What needs to be done: Lines that contain "Full" are to be counted; give only their number.

* begin Records provided *

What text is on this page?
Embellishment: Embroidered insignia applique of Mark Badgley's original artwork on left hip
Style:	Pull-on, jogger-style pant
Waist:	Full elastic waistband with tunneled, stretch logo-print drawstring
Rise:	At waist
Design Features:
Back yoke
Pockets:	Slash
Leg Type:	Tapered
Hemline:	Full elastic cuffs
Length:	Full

* end Records provided *

Written response: 3